THE TASK:
Write the material out again in full, exactly.

- - - -

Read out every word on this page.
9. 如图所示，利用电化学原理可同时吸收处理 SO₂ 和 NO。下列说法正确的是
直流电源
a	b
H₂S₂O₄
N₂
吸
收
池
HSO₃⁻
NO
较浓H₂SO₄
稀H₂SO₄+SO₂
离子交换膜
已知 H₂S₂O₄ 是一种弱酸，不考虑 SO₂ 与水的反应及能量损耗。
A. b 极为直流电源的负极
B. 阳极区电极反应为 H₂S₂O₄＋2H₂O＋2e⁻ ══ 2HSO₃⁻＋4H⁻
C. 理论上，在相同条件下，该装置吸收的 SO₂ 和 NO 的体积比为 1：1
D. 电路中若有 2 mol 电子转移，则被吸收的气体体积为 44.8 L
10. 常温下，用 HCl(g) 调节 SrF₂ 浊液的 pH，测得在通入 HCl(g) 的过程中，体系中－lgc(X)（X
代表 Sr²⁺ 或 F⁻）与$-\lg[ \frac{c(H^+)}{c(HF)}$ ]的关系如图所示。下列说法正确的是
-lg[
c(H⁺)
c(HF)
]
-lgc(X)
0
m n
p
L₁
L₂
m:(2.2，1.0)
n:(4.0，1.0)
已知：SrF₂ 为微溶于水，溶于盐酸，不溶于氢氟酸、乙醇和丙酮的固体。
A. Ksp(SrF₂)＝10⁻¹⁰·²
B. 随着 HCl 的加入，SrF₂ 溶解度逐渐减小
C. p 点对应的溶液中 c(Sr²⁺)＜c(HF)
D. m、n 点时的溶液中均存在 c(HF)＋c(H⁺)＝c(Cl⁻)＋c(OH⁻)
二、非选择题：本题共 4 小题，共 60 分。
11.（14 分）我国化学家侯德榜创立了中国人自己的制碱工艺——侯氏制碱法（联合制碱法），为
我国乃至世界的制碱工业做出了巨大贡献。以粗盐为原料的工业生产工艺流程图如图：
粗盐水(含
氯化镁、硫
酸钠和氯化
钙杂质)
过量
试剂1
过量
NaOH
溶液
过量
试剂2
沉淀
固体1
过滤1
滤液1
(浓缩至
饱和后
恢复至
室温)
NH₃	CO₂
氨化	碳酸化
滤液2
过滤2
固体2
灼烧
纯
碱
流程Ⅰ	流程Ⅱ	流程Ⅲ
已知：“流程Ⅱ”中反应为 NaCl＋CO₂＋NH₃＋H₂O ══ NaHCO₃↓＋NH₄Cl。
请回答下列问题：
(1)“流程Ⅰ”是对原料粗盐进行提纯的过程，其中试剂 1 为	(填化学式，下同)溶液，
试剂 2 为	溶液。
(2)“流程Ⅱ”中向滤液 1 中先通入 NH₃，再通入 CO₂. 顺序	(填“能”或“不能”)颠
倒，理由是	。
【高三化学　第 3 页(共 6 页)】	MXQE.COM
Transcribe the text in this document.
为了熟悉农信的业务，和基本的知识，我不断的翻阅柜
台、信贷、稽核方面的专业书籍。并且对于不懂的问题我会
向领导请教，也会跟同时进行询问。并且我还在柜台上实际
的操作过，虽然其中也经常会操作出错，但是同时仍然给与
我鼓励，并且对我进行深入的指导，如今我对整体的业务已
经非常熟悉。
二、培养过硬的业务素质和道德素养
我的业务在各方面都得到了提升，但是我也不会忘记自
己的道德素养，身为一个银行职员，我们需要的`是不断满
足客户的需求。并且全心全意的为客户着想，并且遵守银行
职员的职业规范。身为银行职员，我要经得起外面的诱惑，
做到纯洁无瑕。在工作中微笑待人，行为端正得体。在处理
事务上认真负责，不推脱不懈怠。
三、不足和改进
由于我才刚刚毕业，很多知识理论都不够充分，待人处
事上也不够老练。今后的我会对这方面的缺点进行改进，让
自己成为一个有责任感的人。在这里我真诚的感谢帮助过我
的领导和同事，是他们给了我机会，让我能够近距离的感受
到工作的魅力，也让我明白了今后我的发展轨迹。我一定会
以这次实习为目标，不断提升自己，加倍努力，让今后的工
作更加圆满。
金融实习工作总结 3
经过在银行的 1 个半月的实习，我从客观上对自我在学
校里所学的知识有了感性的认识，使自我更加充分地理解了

- - - -

FULL RESPONSE:
Read out every word on this page.
9. 如图所示，利用电化学原理可同时吸收处理 SO₂ 和 NO。下列说法正确的是
直流电源
a	b
H₂S₂O₄
N₂
吸
收
池
HSO₃⁻
NO
较浓H₂SO₄
稀H₂SO₄+SO₂
离子交换膜
已知 H₂S₂O₄ 是一种弱酸，不考虑 SO₂ 与水的反应及能量损耗。
A. b 极为直流电源的负极
B. 阳极区电极反应为 H₂S₂O₄＋2H₂O＋2e⁻ ══ 2HSO₃⁻＋4H⁻
C. 理论上，在相同条件下，该装置吸收的 SO₂ 和 NO 的体积比为 1：1
D. 电路中若有 2 mol 电子转移，则被吸收的气体体积为 44.8 L
10. 常温下，用 HCl(g) 调节 SrF₂ 浊液的 pH，测得在通入 HCl(g) 的过程中，体系中－lgc(X)（X
代表 Sr²⁺ 或 F⁻）与$-\lg[ \frac{c(H^+)}{c(HF)}$ ]的关系如图所示。下列说法正确的是
-lg[
c(H⁺)
c(HF)
]
-lgc(X)
0
m n
p
L₁
L₂
m:(2.2，1.0)
n:(4.0，1.0)
已知：SrF₂ 为微溶于水，溶于盐酸，不溶于氢氟酸、乙醇和丙酮的固体。
A. Ksp(SrF₂)＝10⁻¹⁰·²
B. 随着 HCl 的加入，SrF₂ 溶解度逐渐减小
C. p 点对应的溶液中 c(Sr²⁺)＜c(HF)
D. m、n 点时的溶液中均存在 c(HF)＋c(H⁺)＝c(Cl⁻)＋c(OH⁻)
二、非选择题：本题共 4 小题，共 60 分。
11.（14 分）我国化学家侯德榜创立了中国人自己的制碱工艺——侯氏制碱法（联合制碱法），为
我国乃至世界的制碱工业做出了巨大贡献。以粗盐为原料的工业生产工艺流程图如图：
粗盐水(含
氯化镁、硫
酸钠和氯化
钙杂质)
过量
试剂1
过量
NaOH
溶液
过量
试剂2
沉淀
固体1
过滤1
滤液1
(浓缩至
饱和后
恢复至
室温)
NH₃	CO₂
氨化	碳酸化
滤液2
过滤2
固体2
灼烧
纯
碱
流程Ⅰ	流程Ⅱ	流程Ⅲ
已知：“流程Ⅱ”中反应为 NaCl＋CO₂＋NH₃＋H₂O ══ NaHCO₃↓＋NH₄Cl。
请回答下列问题：
(1)“流程Ⅰ”是对原料粗盐进行提纯的过程，其中试剂 1 为	(填化学式，下同)溶液，
试剂 2 为	溶液。
(2)“流程Ⅱ”中向滤液 1 中先通入 NH₃，再通入 CO₂. 顺序	(填“能”或“不能”)颠
倒，理由是	。
【高三化学　第 3 页(共 6 页)】	MXQE.COM
Transcribe the text in this document.
为了熟悉农信的业务，和基本的知识，我不断的翻阅柜
台、信贷、稽核方面的专业书籍。并且对于不懂的问题我会
向领导请教，也会跟同时进行询问。并且我还在柜台上实际
的操作过，虽然其中也经常会操作出错，但是同时仍然给与
我鼓励，并且对我进行深入的指导，如今我对整体的业务已
经非常熟悉。
二、培养过硬的业务素质和道德素养
我的业务在各方面都得到了提升，但是我也不会忘记自
己的道德素养，身为一个银行职员，我们需要的`是不断满
足客户的需求。并且全心全意的为客户着想，并且遵守银行
职员的职业规范。身为银行职员，我要经得起外面的诱惑，
做到纯洁无瑕。在工作中微笑待人，行为端正得体。在处理
事务上认真负责，不推脱不懈怠。
三、不足和改进
由于我才刚刚毕业，很多知识理论都不够充分，待人处
事上也不够老练。今后的我会对这方面的缺点进行改进，让
自己成为一个有责任感的人。在这里我真诚的感谢帮助过我
的领导和同事，是他们给了我机会，让我能够近距离的感受
到工作的魅力，也让我明白了今后我的发展轨迹。我一定会
以这次实习为目标，不断提升自己，加倍努力，让今后的工
作更加圆满。
金融实习工作总结 3
经过在银行的 1 个半月的实习，我从客观上对自我在学
校里所学的知识有了感性的认识，使自我更加充分地理解了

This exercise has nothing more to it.